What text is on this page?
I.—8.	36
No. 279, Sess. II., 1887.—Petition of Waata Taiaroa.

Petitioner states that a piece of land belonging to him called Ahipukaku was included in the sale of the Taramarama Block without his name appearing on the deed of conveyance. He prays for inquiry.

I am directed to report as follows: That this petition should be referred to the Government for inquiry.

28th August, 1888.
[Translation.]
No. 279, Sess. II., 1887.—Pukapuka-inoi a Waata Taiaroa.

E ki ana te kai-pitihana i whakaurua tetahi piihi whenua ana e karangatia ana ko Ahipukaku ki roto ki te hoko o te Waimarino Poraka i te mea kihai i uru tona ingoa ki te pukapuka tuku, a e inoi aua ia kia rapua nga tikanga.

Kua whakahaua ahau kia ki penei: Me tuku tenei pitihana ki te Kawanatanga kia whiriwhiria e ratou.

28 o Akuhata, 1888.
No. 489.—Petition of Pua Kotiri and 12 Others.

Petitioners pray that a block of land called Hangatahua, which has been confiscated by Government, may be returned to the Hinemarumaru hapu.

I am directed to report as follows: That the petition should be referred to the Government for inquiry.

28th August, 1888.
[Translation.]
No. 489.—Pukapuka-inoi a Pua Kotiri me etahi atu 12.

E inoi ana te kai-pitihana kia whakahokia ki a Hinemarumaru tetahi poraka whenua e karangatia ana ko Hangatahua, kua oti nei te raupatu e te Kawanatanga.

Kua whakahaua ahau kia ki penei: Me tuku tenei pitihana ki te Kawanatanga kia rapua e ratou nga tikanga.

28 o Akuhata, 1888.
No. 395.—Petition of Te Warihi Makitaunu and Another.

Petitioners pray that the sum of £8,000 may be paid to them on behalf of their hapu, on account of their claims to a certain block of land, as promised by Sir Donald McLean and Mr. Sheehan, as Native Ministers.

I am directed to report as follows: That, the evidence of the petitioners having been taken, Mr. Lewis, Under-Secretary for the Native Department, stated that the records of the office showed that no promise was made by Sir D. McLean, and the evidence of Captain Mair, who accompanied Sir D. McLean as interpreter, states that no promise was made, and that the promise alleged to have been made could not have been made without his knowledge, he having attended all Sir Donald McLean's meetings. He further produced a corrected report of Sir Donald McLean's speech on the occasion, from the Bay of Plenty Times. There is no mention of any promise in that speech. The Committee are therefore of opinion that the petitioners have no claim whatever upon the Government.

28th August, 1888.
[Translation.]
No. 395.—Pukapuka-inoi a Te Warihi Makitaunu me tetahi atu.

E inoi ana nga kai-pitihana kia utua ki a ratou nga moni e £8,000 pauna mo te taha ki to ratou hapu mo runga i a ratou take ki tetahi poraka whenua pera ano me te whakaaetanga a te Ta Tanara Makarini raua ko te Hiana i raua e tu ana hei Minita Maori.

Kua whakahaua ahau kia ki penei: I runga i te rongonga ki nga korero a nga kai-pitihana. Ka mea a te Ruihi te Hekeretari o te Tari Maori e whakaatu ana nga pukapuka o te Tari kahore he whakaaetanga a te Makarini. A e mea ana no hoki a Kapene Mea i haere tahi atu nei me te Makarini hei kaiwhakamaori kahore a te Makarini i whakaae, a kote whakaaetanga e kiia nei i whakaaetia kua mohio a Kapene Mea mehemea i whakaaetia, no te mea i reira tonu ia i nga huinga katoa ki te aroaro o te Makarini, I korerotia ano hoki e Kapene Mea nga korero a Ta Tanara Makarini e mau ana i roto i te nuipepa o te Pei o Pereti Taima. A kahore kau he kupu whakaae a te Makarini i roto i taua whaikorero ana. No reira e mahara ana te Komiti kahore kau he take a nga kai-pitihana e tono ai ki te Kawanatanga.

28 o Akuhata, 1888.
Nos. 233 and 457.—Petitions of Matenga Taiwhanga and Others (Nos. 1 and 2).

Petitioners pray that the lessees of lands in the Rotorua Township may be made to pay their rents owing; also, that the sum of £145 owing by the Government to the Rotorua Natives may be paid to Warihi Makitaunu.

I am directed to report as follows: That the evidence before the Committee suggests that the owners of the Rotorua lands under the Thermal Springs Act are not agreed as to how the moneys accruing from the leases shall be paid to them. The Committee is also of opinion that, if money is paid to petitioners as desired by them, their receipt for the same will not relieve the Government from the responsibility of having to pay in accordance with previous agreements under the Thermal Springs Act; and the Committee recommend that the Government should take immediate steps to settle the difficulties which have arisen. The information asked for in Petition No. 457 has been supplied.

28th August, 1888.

■ Problem description
Your task is to repeat the data exactly; please include every line.

■ Response to the exercise
What text is on this page?
I.—8.	36
No. 279, Sess. II., 1887.—Petition of Waata Taiaroa.

Petitioner states that a piece of land belonging to him called Ahipukaku was included in the sale of the Taramarama Block without his name appearing on the deed of conveyance. He prays for inquiry.

I am directed to report as follows: That this petition should be referred to the Government for inquiry.

28th August, 1888.
[Translation.]
No. 279, Sess. II., 1887.—Pukapuka-inoi a Waata Taiaroa.

E ki ana te kai-pitihana i whakaurua tetahi piihi whenua ana e karangatia ana ko Ahipukaku ki roto ki te hoko o te Waimarino Poraka i te mea kihai i uru tona ingoa ki te pukapuka tuku, a e inoi aua ia kia rapua nga tikanga.

Kua whakahaua ahau kia ki penei: Me tuku tenei pitihana ki te Kawanatanga kia whiriwhiria e ratou.

28 o Akuhata, 1888.
No. 489.—Petition of Pua Kotiri and 12 Others.

Petitioners pray that a block of land called Hangatahua, which has been confiscated by Government, may be returned to the Hinemarumaru hapu.

I am directed to report as follows: That the petition should be referred to the Government for inquiry.

28th August, 1888.
[Translation.]
No. 489.—Pukapuka-inoi a Pua Kotiri me etahi atu 12.

E inoi ana te kai-pitihana kia whakahokia ki a Hinemarumaru tetahi poraka whenua e karangatia ana ko Hangatahua, kua oti nei te raupatu e te Kawanatanga.

Kua whakahaua ahau kia ki penei: Me tuku tenei pitihana ki te Kawanatanga kia rapua e ratou nga tikanga.

28 o Akuhata, 1888.
No. 395.—Petition of Te Warihi Makitaunu and Another.

Petitioners pray that the sum of £8,000 may be paid to them on behalf of their hapu, on account of their claims to a certain block of land, as promised by Sir Donald McLean and Mr. Sheehan, as Native Ministers.

I am directed to report as follows: That, the evidence of the petitioners having been taken, Mr. Lewis, Under-Secretary for the Native Department, stated that the records of the office showed that no promise was made by Sir D. McLean, and the evidence of Captain Mair, who accompanied Sir D. McLean as interpreter, states that no promise was made, and that the promise alleged to have been made could not have been made without his knowledge, he having attended all Sir Donald McLean's meetings. He further produced a corrected report of Sir Donald McLean's speech on the occasion, from the Bay of Plenty Times. There is no mention of any promise in that speech. The Committee are therefore of opinion that the petitioners have no claim whatever upon the Government.

28th August, 1888.
[Translation.]
No. 395.—Pukapuka-inoi a Te Warihi Makitaunu me tetahi atu.

E inoi ana nga kai-pitihana kia utua ki a ratou nga moni e £8,000 pauna mo te taha ki to ratou hapu mo runga i a ratou take ki tetahi poraka whenua pera ano me te whakaaetanga a te Ta Tanara Makarini raua ko te Hiana i raua e tu ana hei Minita Maori.

Kua whakahaua ahau kia ki penei: I runga i te rongonga ki nga korero a nga kai-pitihana. Ka mea a te Ruihi te Hekeretari o te Tari Maori e whakaatu ana nga pukapuka o te Tari kahore he whakaaetanga a te Makarini. A e mea ana no hoki a Kapene Mea i haere tahi atu nei me te Makarini hei kaiwhakamaori kahore a te Makarini i whakaae, a kote whakaaetanga e kiia nei i whakaaetia kua mohio a Kapene Mea mehemea i whakaaetia, no te mea i reira tonu ia i nga huinga katoa ki te aroaro o te Makarini, I korerotia ano hoki e Kapene Mea nga korero a Ta Tanara Makarini e mau ana i roto i te nuipepa o te Pei o Pereti Taima. A kahore kau he kupu whakaae a te Makarini i roto i taua whaikorero ana. No reira e mahara ana te Komiti kahore kau he take a nga kai-pitihana e tono ai ki te Kawanatanga.

28 o Akuhata, 1888.
Nos. 233 and 457.—Petitions of Matenga Taiwhanga and Others (Nos. 1 and 2).

Petitioners pray that the lessees of lands in the Rotorua Township may be made to pay their rents owing; also, that the sum of £145 owing by the Government to the Rotorua Natives may be paid to Warihi Makitaunu.

I am directed to report as follows: That the evidence before the Committee suggests that the owners of the Rotorua lands under the Thermal Springs Act are not agreed as to how the moneys accruing from the leases shall be paid to them. The Committee is also of opinion that, if money is paid to petitioners as desired by them, their receipt for the same will not relieve the Government from the responsibility of having to pay in accordance with previous agreements under the Thermal Springs Act; and the Committee recommend that the Government should take immediate steps to settle the difficulties which have arisen. The information asked for in Petition No. 457 has been supplied.

28th August, 1888.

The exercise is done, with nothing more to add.